##### ТЕКСТ ДЛЯ ЧТЕНИЯ

В кого метил “диплом”?
Принято считать, что “спусковым крючком” в пушкинской дуэльной истории послужил полученный Пушкиным и его друзьями 4 ноября 1836 года “анонимный пасквиль” — так называемый “диплом рогоносца”. Вот его полный текст: “Полные кавалеры, Командоры и кавалеры Светлейшего Ордена Всех Рогоносцев, собравшихся в Великом Капитуле под председательством достопочтенного Великого Магистра Ордена Его Превосходительства Д.Л.Нарышкина, единодушно избрали г-на Александра Пушкина коадъютором Великого магистра Ордена Всех Рогоносцев и историографом Ордена. Непременный секретарь граф И.Борх”.
“Диплом” требует комментария. Термин “коадъютор” — из церковной практики: когда католический епископ впадает в физическую или духовную дряхлость, ему дают помощника — коадъютора. “Великий магистр Ордена” Д.Л.Нарышкин, с одной стороны, был не только “величавым”, но и дважды рогоносцем, поскольку его жена, Мария Антоновна Нарышкина, первая красавица Александровской эпохи, 14 лет была любовницей Александра I, а потом сбежала с его флигель-адъютантом в Париж — и от императора, и от мужа; с другой стороны, к концу 1836 года Нарышкин, по степени духовной и физической дряхлости, был практически в маразме и менее чем через год умер.

##########
##### ВЫБОРКА ДАННЫХ

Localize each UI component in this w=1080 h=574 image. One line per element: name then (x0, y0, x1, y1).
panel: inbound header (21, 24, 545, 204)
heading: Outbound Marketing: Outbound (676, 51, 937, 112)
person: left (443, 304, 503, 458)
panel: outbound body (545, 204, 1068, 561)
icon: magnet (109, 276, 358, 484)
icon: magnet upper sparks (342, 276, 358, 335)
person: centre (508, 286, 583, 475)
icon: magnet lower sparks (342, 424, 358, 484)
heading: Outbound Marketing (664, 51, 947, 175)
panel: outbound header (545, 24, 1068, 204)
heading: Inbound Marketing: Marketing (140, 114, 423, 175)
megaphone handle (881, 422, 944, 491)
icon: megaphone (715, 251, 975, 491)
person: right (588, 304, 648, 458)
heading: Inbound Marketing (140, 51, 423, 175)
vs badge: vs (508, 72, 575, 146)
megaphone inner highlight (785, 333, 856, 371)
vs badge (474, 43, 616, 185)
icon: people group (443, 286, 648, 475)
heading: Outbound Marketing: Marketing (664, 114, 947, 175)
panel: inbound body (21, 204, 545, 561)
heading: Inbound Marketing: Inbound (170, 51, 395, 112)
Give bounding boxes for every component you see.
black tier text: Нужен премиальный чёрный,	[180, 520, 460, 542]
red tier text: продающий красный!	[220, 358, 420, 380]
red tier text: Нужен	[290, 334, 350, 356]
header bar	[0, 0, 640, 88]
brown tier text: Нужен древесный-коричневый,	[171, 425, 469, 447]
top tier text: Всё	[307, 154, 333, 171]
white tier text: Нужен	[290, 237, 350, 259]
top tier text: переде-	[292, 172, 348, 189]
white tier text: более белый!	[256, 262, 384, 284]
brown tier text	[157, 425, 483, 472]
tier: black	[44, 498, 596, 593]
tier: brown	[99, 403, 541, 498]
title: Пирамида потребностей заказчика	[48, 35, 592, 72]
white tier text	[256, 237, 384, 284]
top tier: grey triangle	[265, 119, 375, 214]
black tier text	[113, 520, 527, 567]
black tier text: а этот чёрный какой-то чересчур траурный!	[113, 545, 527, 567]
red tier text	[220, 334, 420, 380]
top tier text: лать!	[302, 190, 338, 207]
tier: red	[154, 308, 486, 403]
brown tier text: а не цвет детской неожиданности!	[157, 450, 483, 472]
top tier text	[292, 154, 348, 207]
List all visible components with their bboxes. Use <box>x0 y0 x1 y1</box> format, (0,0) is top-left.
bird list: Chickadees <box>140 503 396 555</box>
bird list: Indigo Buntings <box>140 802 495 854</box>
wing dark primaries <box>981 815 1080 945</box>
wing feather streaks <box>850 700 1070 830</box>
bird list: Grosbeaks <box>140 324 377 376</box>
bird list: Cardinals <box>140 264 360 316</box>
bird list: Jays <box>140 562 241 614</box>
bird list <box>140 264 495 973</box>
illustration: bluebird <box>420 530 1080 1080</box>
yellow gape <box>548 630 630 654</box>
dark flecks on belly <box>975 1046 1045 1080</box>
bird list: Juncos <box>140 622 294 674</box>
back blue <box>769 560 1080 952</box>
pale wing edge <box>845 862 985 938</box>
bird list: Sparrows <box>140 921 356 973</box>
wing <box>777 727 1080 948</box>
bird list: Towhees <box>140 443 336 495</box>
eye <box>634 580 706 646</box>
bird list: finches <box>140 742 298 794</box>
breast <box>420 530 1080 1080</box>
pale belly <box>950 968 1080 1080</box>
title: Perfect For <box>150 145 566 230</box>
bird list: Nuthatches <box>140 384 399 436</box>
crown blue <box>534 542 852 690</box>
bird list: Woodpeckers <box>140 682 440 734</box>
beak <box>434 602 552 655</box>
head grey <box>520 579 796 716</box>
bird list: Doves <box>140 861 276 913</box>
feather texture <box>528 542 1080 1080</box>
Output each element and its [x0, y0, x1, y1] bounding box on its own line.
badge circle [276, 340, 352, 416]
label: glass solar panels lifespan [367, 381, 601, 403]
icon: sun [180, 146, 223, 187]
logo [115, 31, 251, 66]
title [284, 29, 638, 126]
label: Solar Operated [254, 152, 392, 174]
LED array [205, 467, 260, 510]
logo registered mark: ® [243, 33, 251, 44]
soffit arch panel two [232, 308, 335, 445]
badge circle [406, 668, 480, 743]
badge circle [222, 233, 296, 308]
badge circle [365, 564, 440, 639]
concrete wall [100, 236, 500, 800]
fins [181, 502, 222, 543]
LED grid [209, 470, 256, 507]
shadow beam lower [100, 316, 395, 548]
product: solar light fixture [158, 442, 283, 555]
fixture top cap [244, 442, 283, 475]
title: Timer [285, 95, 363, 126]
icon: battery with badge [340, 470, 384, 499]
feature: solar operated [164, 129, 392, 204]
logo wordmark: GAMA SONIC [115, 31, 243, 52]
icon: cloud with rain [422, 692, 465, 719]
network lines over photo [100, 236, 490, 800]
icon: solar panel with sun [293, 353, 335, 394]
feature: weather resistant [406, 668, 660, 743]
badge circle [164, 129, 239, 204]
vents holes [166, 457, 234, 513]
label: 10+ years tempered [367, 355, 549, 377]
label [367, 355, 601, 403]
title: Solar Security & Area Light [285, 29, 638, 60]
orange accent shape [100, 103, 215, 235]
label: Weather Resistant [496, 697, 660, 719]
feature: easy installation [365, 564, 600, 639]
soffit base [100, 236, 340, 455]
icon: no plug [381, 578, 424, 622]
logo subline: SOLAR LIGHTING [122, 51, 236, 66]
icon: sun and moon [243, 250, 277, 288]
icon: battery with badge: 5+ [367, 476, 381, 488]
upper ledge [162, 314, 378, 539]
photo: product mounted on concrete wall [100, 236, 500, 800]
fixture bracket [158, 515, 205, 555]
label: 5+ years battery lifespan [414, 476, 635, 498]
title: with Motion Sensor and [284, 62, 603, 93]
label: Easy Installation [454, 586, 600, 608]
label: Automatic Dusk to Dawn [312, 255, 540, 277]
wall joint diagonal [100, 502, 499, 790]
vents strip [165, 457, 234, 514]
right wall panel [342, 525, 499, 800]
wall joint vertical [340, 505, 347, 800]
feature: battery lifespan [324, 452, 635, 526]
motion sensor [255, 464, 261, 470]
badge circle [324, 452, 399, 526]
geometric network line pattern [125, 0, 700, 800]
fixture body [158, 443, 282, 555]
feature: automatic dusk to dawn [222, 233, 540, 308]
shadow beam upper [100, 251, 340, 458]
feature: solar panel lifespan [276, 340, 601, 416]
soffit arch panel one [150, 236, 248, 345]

##########

▸ ЦЕЛЬ ЗАДАНИЯ:
Когда, согласно тексту о «дипломе рогоносца», Пушкин и его друзья получили этот пасквиль?

▸ РЕЗУЛЬТАТ НИЖЕ:
4 ноября 1836 года.